INSTRUCTIONS FOR THE TASK
Locate each line with the string "theta" in the listing below and copy it.

RAW DATA
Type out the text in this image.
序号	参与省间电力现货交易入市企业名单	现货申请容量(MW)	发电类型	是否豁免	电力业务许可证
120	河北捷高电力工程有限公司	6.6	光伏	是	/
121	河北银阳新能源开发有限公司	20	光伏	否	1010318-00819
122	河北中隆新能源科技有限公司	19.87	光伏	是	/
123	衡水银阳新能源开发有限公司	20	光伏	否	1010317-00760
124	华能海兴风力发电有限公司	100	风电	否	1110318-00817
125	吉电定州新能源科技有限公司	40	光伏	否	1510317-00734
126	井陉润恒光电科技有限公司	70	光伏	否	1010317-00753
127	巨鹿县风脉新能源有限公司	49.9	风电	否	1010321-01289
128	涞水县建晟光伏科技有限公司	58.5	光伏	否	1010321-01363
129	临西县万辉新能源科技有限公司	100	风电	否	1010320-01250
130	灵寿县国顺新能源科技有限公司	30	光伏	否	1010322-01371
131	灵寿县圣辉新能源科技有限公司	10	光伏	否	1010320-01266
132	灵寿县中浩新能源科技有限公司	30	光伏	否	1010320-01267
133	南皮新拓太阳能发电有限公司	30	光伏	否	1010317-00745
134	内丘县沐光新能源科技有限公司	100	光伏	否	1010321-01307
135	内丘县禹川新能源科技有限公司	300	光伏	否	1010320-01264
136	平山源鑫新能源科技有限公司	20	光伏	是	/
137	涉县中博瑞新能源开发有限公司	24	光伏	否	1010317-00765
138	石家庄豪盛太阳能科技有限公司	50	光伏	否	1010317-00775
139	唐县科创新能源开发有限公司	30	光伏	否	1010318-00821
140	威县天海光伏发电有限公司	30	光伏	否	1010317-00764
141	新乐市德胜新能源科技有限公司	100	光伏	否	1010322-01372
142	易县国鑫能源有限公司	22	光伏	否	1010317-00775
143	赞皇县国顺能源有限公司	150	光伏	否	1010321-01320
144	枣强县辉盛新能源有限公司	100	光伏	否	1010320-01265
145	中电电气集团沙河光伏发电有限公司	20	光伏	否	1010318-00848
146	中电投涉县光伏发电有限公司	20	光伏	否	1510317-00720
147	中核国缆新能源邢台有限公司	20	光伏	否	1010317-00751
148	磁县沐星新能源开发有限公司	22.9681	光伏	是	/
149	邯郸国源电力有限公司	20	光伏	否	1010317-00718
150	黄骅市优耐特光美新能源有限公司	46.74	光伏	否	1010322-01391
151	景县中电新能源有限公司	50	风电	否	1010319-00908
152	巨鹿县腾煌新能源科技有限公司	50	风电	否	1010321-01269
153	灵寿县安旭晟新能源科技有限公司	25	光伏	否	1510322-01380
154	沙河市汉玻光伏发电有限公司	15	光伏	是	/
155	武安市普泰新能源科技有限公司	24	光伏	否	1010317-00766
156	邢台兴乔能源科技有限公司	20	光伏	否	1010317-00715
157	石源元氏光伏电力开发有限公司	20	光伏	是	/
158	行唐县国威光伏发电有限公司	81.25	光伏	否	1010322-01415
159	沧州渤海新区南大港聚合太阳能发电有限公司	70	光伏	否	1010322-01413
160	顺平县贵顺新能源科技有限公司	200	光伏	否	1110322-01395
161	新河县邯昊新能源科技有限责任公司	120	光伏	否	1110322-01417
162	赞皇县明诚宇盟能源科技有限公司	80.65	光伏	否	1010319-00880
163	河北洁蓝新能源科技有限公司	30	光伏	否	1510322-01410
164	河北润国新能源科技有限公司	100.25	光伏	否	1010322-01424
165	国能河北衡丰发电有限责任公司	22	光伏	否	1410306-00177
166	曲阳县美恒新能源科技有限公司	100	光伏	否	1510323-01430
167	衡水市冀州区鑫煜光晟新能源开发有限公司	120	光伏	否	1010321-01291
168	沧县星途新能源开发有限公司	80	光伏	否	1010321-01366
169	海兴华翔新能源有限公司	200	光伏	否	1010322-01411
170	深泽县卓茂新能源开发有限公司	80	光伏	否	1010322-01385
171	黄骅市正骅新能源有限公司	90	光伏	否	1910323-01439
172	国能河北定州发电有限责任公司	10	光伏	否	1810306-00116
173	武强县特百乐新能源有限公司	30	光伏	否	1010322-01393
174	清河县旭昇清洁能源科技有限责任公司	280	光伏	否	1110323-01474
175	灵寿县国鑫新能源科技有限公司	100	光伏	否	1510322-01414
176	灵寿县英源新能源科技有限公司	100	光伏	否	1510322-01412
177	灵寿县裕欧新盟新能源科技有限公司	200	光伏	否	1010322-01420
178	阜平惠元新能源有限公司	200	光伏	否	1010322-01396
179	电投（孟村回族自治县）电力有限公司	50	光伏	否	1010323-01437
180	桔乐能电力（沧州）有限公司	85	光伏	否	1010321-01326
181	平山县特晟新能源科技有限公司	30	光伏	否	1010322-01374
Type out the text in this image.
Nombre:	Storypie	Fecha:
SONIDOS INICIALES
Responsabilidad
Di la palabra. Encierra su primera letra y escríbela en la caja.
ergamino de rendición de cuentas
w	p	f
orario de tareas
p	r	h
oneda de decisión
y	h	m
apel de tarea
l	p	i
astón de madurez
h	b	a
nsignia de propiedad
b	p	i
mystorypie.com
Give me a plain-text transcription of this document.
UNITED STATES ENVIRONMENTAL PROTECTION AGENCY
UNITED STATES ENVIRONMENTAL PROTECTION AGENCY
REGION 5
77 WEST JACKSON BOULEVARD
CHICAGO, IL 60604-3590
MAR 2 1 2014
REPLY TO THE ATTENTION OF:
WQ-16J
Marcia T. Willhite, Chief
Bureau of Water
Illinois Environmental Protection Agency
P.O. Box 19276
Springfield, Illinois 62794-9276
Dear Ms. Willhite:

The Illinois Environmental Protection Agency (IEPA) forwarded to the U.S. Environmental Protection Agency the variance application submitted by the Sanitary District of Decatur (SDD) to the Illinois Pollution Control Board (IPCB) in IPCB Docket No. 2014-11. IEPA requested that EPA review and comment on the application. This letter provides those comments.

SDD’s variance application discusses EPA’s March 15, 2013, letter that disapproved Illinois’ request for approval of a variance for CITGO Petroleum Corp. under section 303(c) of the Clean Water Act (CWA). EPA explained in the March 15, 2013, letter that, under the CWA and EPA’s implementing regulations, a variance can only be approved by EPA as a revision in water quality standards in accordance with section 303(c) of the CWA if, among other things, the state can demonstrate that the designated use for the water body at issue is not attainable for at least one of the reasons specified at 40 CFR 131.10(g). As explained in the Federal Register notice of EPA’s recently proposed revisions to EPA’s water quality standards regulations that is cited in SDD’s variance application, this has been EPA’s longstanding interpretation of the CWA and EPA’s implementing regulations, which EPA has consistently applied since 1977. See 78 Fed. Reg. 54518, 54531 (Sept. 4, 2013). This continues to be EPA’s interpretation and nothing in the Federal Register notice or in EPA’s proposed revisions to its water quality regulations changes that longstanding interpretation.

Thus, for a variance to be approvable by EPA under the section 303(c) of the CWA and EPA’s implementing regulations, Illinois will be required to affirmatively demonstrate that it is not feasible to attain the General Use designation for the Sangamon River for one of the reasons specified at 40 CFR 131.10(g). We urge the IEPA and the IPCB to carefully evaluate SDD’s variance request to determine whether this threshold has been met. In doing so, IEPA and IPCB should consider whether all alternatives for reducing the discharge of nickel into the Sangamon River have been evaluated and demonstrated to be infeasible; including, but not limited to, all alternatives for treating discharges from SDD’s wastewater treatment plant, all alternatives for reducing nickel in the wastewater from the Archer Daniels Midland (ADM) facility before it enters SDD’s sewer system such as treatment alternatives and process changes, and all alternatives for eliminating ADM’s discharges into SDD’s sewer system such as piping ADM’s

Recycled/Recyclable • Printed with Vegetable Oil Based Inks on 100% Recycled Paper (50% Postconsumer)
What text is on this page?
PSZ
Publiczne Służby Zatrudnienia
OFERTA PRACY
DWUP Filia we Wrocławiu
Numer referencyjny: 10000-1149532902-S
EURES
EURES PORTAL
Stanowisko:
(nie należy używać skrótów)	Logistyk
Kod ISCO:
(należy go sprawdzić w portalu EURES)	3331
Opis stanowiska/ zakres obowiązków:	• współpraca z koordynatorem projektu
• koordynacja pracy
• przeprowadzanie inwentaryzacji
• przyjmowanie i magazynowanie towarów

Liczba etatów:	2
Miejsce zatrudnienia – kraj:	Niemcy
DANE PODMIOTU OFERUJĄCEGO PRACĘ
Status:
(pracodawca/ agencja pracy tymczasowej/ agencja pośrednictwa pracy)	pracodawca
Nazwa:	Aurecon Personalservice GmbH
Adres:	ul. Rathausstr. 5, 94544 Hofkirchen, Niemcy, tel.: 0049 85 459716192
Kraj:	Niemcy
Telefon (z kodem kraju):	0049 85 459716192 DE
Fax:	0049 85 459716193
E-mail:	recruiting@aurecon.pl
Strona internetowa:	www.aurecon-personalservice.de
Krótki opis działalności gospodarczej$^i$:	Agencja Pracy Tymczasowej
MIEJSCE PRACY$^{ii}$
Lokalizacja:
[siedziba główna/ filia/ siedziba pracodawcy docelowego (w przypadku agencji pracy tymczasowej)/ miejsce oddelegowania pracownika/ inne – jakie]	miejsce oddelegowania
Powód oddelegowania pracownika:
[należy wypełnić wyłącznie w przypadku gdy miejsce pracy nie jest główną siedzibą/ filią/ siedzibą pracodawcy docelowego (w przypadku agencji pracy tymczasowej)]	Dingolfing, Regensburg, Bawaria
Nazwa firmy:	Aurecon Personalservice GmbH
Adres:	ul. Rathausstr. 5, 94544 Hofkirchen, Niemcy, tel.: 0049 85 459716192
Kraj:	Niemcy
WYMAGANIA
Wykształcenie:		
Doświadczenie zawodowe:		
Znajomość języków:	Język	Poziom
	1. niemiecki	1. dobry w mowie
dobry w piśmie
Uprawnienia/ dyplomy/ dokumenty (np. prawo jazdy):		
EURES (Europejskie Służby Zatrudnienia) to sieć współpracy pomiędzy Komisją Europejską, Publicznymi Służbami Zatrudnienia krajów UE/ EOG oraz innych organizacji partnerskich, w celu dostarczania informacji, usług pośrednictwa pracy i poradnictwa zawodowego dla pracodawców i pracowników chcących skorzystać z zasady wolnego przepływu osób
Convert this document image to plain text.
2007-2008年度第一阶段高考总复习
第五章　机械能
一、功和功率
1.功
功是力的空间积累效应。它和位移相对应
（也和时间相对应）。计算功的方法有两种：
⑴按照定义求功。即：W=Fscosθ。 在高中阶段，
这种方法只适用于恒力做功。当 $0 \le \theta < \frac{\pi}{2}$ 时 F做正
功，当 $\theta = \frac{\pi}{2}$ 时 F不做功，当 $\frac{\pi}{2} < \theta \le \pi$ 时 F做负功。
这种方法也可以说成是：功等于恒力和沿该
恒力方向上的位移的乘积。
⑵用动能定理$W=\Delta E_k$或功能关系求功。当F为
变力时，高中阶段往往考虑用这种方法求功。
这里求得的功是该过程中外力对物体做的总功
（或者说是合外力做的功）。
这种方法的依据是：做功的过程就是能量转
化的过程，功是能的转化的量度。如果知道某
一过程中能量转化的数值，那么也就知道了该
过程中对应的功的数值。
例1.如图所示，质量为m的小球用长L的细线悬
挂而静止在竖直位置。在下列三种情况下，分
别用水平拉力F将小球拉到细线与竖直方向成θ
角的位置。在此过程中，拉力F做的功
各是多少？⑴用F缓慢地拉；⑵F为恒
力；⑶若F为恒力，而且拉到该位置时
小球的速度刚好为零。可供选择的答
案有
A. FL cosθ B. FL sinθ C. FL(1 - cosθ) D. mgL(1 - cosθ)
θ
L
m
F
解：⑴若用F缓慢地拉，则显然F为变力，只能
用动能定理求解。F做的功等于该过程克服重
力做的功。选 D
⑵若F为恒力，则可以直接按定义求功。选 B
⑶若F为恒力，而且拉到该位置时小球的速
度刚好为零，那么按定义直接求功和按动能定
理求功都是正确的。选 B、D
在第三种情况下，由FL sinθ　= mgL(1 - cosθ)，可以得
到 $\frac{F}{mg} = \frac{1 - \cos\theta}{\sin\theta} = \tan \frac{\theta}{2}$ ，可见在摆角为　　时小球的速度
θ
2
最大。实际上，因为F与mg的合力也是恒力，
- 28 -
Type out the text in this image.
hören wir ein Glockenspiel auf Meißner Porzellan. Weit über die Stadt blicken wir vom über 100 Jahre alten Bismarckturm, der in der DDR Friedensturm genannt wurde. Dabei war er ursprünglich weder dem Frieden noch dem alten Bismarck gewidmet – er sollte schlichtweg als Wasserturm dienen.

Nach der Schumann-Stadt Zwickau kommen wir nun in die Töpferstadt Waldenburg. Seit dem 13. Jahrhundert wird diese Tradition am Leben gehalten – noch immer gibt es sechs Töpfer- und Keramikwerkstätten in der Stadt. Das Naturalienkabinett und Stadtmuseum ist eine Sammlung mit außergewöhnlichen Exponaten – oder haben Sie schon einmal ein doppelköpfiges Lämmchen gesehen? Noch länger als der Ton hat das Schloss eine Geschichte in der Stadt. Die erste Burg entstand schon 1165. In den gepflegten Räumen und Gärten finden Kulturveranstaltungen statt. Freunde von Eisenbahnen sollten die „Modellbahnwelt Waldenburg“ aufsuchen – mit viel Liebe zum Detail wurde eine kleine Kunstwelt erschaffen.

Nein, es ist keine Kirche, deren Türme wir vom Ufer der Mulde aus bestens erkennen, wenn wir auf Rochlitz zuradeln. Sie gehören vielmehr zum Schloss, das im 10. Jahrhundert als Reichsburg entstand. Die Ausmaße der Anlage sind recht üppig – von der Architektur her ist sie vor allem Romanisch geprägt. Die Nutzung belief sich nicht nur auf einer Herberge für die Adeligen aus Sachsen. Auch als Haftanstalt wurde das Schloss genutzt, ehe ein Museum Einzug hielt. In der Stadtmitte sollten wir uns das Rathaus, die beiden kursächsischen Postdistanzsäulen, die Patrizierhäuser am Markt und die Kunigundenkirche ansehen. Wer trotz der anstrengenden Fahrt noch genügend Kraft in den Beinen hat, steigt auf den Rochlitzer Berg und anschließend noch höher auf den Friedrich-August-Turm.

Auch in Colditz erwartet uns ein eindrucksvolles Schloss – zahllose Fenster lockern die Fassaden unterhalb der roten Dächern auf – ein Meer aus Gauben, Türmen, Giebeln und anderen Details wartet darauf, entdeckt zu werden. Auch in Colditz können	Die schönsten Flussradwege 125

RESULT OF THIS EXERCISE
这种方法只适用于恒力做功。当 $0 \le \theta < \frac{\pi}{2}$ 时 F做正
功，当 $\theta = \frac{\pi}{2}$ 时 F不做功，当 $\frac{\pi}{2} < \theta \le \pi$ 时 F做负功。
到 $\frac{F}{mg} = \frac{1 - \cos\theta}{\sin\theta} = \tan \frac{\theta}{2}$ ，可见在摆角为　　时小球的速度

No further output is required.